Aim
Set the listing down unchanged, minus every embedded image.

● ● ● ● ●

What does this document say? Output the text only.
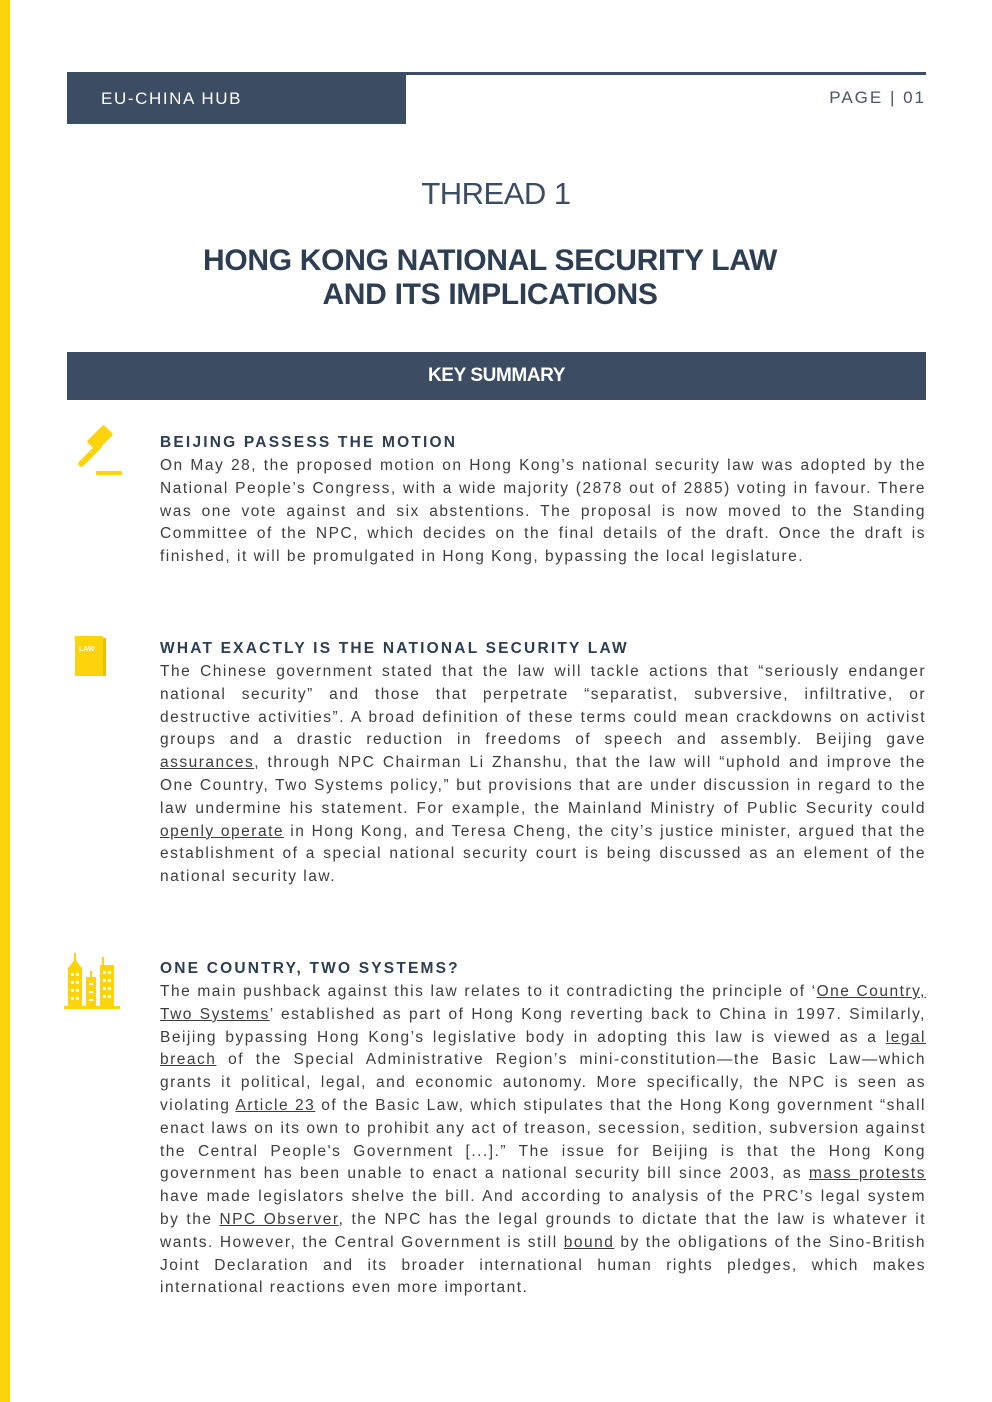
EU-CHINA HUB	PAGE | 01
THREAD 1
HONG KONG NATIONAL SECURITY LAW
AND ITS IMPLICATIONS
KEY SUMMARY
BEIJING PASSESS THE MOTION

On May 28, the proposed motion on Hong Kong’s national security law was adopted by the National People’s Congress, with a wide majority (2878 out of 2885) voting in favour. There was one vote against and six abstentions. The proposal is now moved to the Standing Committee of the NPC, which decides on the final details of the draft. Once the draft is finished, it will be promulgated in Hong Kong, bypassing the local legislature.

LAW	WHAT EXACTLY IS THE NATIONAL SECURITY LAW

The Chinese government stated that the law will tackle actions that “seriously endanger national security” and those that perpetrate “separatist, subversive, infiltrative, or destructive activities”. A broad definition of these terms could mean crackdowns on activist groups and a drastic reduction in freedoms of speech and assembly. Beijing gave assurances, through NPC Chairman Li Zhanshu, that the law will “uphold and improve the One Country, Two Systems policy,” but provisions that are under discussion in regard to the law undermine his statement. For example, the Mainland Ministry of Public Security could openly operate in Hong Kong, and Teresa Cheng, the city’s justice minister, argued that the establishment of a special national security court is being discussed as an element of the national security law.

ONE COUNTRY, TWO SYSTEMS?

The main pushback against this law relates to it contradicting the principle of ‘One Country, Two Systems’ established as part of Hong Kong reverting back to China in 1997. Similarly, Beijing bypassing Hong Kong’s legislative body in adopting this law is viewed as a legal breach of the Special Administrative Region’s mini-constitution—the Basic Law—which grants it political, legal, and economic autonomy. More specifically, the NPC is seen as violating Article 23 of the Basic Law, which stipulates that the Hong Kong government “shall enact laws on its own to prohibit any act of treason, secession, sedition, subversion against the Central People's Government [...].” The issue for Beijing is that the Hong Kong government has been unable to enact a national security bill since 2003, as mass protests have made legislators shelve the bill. And according to analysis of the PRC’s legal system by the NPC Observer, the NPC has the legal grounds to dictate that the law is whatever it wants. However, the Central Government is still bound by the obligations of the Sino-British Joint Declaration and its broader international human rights pledges, which makes international reactions even more important.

● ● ● ● ●

Completed exercise
What does this document say? Output the text only.
EU-CHINA HUB	PAGE | 01
THREAD 1
HONG KONG NATIONAL SECURITY LAW
AND ITS IMPLICATIONS
KEY SUMMARY
BEIJING PASSESS THE MOTION

On May 28, the proposed motion on Hong Kong’s national security law was adopted by the National People’s Congress, with a wide majority (2878 out of 2885) voting in favour. There was one vote against and six abstentions. The proposal is now moved to the Standing Committee of the NPC, which decides on the final details of the draft. Once the draft is finished, it will be promulgated in Hong Kong, bypassing the local legislature.

LAW	WHAT EXACTLY IS THE NATIONAL SECURITY LAW

The Chinese government stated that the law will tackle actions that “seriously endanger national security” and those that perpetrate “separatist, subversive, infiltrative, or destructive activities”. A broad definition of these terms could mean crackdowns on activist groups and a drastic reduction in freedoms of speech and assembly. Beijing gave assurances, through NPC Chairman Li Zhanshu, that the law will “uphold and improve the One Country, Two Systems policy,” but provisions that are under discussion in regard to the law undermine his statement. For example, the Mainland Ministry of Public Security could openly operate in Hong Kong, and Teresa Cheng, the city’s justice minister, argued that the establishment of a special national security court is being discussed as an element of the national security law.

ONE COUNTRY, TWO SYSTEMS?

The main pushback against this law relates to it contradicting the principle of ‘One Country, Two Systems’ established as part of Hong Kong reverting back to China in 1997. Similarly, Beijing bypassing Hong Kong’s legislative body in adopting this law is viewed as a legal breach of the Special Administrative Region’s mini-constitution—the Basic Law—which grants it political, legal, and economic autonomy. More specifically, the NPC is seen as violating Article 23 of the Basic Law, which stipulates that the Hong Kong government “shall enact laws on its own to prohibit any act of treason, secession, sedition, subversion against the Central People's Government [...].” The issue for Beijing is that the Hong Kong government has been unable to enact a national security bill since 2003, as mass protests have made legislators shelve the bill. And according to analysis of the PRC’s legal system by the NPC Observer, the NPC has the legal grounds to dictate that the law is whatever it wants. However, the Central Government is still bound by the obligations of the Sino-British Joint Declaration and its broader international human rights pledges, which makes international reactions even more important.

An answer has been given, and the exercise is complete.